++++ READING PASSAGE

Thanks for the reply. I had no idea Gdip.ahk existed, that's good to know. I'm using Win7, but I'm actually reading pixels from the window of a game (Dragon Age: Inquisition), which is running in windowed fullscreen mode, so I don't know if desktop composition plays much of a role here. In any case, it's become clear that going through a DC and using GetPixel is not a good idea for what I'm trying to do here, which is to gain as much performance as possible (the script should ideally do this operation as many times a second as possible).
I decided to bite the bullet and try to access the bitmap directly, which is much faster, and probably the right way to go in this situation. I'm using the following code to obtain the array of pixels:
Code: Select all
HDC scrdc = GetDC(FindWindowA("Dragon Age: Inquisition", NULL));
HBITMAP bmp = CreateCompatibleBitmap(scrdc, scrw, scrh);
HDC memdc = CreateCompatibleDC(scrdc);
SelectObject(memdc, bmp);
BitBlt(memdc, 0, 0, scrw, scrh, scrdc, 0, 0, SRCCOPY);
BITMAPINFO bmi = {0};
bmi.bmiHeader.biSize = sizeof(bmi.bmiHeader);
GetDIBits(memdc, bmp, 0, 0, NULL, &bmi, DIB_RGB_COLORS);
RGBQUAD *pixels = new RGBQUAD[scrw * scrh];
bmi.bmiHeader.biBitCount = 32;
bmi.bmiHeader.biCompression = BI_RGB;
bmi.bmiHeader.biHeight = abs(bmi.bmiHeader.biHeight);
GetDIBits(memdc, bmp, 0, bmi.bmiHeader.biHeight, pixels, &bmi, DIB_RGB_COLORS);
That's working beautifully, but the pixels in the array don't seem to have the colors I expect them to, which I imagine is probably because they are not organized the way I think they are. I've saved the raw pixel data to a file, as well as a proper .bmp file, and then compared the two. I opened the .bmp file in an image editor, and verified that a certain pixel was black, as expected. I then located that pixel in the raw data file, and it was some random color instead of black.
I'm working with the assumption that the pixels are organized in consecutive lines, starting from top to bottom (unless BITMAPINFO::bmiHeader.biHeight is negative, in which case it begins from the bottom). This is the code/logic I'm using to access a pixel of (x,y) coordinates:
Code: Select all
const int ix = scrw * y + x - (y>0);
if(!pixels[ix].rgbBlue && !pixels[ix].rgbGreen && !pixels[ix].rgbRed)

++++++++
++++ RECORD EXTRACTS

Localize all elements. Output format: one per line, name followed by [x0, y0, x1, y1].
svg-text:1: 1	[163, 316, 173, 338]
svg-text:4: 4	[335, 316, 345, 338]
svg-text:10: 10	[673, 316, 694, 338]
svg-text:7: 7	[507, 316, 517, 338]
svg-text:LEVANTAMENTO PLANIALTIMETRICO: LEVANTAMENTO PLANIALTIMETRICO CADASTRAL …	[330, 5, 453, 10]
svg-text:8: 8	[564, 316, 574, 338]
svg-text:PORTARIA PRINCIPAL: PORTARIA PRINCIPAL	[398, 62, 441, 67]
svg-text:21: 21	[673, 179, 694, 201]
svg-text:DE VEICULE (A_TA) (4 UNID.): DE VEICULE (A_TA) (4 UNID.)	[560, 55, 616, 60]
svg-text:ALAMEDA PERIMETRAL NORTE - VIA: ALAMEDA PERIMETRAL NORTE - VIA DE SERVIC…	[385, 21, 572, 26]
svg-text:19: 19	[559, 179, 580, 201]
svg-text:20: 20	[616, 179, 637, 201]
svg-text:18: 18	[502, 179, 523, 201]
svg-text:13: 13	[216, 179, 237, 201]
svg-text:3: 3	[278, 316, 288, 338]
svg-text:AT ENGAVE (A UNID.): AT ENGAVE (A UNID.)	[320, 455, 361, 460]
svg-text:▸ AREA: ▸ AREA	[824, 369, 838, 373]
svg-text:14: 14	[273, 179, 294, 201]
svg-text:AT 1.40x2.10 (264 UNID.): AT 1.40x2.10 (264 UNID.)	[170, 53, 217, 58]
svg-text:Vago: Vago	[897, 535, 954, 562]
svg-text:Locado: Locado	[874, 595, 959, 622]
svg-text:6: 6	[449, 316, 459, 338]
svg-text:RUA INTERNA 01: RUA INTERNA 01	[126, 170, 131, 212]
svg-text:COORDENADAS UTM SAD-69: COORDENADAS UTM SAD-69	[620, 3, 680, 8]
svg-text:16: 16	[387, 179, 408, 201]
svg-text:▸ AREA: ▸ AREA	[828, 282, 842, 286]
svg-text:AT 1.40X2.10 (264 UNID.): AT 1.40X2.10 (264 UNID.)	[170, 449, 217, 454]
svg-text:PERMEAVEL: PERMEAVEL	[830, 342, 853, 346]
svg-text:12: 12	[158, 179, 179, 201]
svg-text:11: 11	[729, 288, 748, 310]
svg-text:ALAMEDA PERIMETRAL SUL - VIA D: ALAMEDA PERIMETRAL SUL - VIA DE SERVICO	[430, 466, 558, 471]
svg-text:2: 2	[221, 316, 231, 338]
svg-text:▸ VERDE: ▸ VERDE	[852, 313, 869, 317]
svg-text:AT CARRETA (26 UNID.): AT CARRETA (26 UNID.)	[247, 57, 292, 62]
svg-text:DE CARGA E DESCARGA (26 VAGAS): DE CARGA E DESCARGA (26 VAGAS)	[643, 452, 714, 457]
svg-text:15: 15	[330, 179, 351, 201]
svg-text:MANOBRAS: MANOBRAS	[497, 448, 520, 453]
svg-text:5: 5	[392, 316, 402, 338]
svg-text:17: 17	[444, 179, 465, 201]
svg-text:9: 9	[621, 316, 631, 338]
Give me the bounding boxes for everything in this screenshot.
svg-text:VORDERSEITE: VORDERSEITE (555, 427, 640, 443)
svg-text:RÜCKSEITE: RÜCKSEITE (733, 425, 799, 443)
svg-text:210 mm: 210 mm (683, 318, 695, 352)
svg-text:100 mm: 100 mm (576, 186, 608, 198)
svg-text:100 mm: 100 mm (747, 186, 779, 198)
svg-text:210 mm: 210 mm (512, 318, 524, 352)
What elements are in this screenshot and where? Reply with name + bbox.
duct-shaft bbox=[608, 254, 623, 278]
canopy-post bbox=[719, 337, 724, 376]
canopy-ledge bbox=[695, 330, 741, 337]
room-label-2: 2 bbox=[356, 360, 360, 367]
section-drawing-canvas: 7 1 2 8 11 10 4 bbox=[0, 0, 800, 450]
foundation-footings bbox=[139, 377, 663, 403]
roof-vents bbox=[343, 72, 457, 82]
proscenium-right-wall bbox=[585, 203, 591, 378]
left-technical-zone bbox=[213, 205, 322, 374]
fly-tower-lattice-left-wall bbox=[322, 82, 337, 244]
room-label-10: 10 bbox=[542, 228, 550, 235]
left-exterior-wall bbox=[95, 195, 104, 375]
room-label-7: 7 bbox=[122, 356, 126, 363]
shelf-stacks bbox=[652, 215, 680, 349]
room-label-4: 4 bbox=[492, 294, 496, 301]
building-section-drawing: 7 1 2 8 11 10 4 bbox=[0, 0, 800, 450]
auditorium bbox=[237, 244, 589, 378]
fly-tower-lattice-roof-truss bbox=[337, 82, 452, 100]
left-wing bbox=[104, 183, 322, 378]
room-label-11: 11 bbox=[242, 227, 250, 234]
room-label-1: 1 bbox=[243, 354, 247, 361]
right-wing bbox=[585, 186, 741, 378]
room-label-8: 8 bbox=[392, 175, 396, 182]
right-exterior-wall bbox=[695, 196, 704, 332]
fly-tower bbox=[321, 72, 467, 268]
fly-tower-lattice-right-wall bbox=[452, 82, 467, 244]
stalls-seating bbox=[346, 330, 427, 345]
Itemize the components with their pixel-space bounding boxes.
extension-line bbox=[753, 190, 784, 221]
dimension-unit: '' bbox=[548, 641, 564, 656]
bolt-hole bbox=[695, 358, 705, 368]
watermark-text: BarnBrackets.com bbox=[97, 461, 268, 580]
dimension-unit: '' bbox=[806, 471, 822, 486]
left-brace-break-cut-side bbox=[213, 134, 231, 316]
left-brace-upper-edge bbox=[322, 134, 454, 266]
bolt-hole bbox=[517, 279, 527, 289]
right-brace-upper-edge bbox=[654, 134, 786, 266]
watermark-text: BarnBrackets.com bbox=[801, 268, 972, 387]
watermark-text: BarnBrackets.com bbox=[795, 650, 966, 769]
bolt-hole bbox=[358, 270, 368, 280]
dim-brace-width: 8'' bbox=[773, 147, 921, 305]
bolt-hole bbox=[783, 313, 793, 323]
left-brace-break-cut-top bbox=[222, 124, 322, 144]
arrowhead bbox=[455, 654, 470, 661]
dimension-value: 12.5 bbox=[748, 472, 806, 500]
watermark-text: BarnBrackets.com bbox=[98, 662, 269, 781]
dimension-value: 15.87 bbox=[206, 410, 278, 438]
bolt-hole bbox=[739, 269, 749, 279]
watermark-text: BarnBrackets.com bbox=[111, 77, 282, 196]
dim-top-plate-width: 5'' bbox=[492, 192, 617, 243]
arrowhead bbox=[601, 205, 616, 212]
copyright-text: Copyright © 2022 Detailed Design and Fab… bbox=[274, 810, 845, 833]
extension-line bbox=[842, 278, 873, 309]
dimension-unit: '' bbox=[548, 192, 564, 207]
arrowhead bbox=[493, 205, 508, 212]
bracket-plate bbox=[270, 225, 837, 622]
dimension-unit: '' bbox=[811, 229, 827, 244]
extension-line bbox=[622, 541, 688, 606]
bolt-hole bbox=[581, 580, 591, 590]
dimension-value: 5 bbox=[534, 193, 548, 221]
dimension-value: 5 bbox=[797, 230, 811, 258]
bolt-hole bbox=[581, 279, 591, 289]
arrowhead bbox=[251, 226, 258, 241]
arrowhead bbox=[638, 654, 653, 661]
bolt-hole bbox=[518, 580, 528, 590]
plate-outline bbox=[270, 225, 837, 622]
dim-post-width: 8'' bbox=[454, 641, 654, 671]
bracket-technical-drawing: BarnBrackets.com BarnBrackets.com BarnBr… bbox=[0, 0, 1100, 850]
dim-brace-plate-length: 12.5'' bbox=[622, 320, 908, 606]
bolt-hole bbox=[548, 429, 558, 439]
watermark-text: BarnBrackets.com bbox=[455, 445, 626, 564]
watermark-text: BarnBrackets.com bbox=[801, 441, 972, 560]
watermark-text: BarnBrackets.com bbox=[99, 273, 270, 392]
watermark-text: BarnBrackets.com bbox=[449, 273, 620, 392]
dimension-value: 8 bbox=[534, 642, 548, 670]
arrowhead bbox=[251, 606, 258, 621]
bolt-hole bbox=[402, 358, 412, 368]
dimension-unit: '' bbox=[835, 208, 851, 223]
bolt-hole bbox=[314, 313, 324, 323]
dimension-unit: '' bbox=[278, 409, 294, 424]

++++++++

◆ EXERCISE PROMPT
Repeat the passage of the pixel-reading text from "Thanks for the" to "second as possible)." word for word. The records play no part in this exercise.

◆ SOLVED PROBLEM
Thanks for the reply. I had no idea Gdip.ahk existed, that's good to know. I'm using Win7, but I'm actually reading pixels from the window of a game (Dragon Age: Inquisition), which is running in windowed fullscreen mode, so I don't know if desktop composition plays much of a role here. In any case, it's become clear that going through a DC and using GetPixel is not a good idea for what I'm trying to do here, which is to gain as much performance as possible (the script should ideally do this operation as many times a second as possible).